* START *

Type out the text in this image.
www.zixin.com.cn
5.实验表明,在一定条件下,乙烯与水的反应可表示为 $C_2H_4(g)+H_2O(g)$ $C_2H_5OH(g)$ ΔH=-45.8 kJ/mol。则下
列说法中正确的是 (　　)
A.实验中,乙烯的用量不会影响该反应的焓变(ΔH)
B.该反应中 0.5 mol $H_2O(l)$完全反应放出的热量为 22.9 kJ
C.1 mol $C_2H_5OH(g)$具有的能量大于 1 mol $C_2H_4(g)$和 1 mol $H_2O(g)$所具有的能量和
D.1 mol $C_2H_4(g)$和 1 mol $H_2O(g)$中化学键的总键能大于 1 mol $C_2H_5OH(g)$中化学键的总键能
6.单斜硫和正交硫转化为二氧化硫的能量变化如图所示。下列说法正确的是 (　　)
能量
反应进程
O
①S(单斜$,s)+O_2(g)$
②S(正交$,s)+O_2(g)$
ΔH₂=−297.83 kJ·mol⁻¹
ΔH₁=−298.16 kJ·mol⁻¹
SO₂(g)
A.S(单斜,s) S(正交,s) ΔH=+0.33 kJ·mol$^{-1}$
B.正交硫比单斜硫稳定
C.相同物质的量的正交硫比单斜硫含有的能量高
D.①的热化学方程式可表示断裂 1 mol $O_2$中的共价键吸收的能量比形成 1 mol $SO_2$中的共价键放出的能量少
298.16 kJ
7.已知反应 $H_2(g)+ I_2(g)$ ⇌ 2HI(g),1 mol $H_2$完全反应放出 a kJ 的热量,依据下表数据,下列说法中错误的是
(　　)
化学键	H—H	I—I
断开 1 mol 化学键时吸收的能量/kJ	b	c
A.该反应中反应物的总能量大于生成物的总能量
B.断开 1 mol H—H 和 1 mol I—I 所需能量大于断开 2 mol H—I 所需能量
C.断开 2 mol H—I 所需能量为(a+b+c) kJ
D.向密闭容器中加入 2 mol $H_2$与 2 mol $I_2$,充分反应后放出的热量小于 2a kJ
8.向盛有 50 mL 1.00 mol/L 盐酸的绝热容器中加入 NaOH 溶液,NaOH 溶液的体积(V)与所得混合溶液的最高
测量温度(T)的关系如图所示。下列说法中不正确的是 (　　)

* END *

■ **Exercise requirements**
Retype the listing above in full, with no alterations.

■ **Finished exercise**
Type out the text in this image.
www.zixin.com.cn
5.实验表明,在一定条件下,乙烯与水的反应可表示为 $C_2H_4(g)+H_2O(g)$ $C_2H_5OH(g)$ ΔH=-45.8 kJ/mol。则下
列说法中正确的是 (　　)
A.实验中,乙烯的用量不会影响该反应的焓变(ΔH)
B.该反应中 0.5 mol $H_2O(l)$完全反应放出的热量为 22.9 kJ
C.1 mol $C_2H_5OH(g)$具有的能量大于 1 mol $C_2H_4(g)$和 1 mol $H_2O(g)$所具有的能量和
D.1 mol $C_2H_4(g)$和 1 mol $H_2O(g)$中化学键的总键能大于 1 mol $C_2H_5OH(g)$中化学键的总键能
6.单斜硫和正交硫转化为二氧化硫的能量变化如图所示。下列说法正确的是 (　　)
能量
反应进程
O
①S(单斜$,s)+O_2(g)$
②S(正交$,s)+O_2(g)$
ΔH₂=−297.83 kJ·mol⁻¹
ΔH₁=−298.16 kJ·mol⁻¹
SO₂(g)
A.S(单斜,s) S(正交,s) ΔH=+0.33 kJ·mol$^{-1}$
B.正交硫比单斜硫稳定
C.相同物质的量的正交硫比单斜硫含有的能量高
D.①的热化学方程式可表示断裂 1 mol $O_2$中的共价键吸收的能量比形成 1 mol $SO_2$中的共价键放出的能量少
298.16 kJ
7.已知反应 $H_2(g)+ I_2(g)$ ⇌ 2HI(g),1 mol $H_2$完全反应放出 a kJ 的热量,依据下表数据,下列说法中错误的是
(　　)
化学键	H—H	I—I
断开 1 mol 化学键时吸收的能量/kJ	b	c
A.该反应中反应物的总能量大于生成物的总能量
B.断开 1 mol H—H 和 1 mol I—I 所需能量大于断开 2 mol H—I 所需能量
C.断开 2 mol H—I 所需能量为(a+b+c) kJ
D.向密闭容器中加入 2 mol $H_2$与 2 mol $I_2$,充分反应后放出的热量小于 2a kJ
8.向盛有 50 mL 1.00 mol/L 盐酸的绝热容器中加入 NaOH 溶液,NaOH 溶液的体积(V)与所得混合溶液的最高
测量温度(T)的关系如图所示。下列说法中不正确的是 (　　)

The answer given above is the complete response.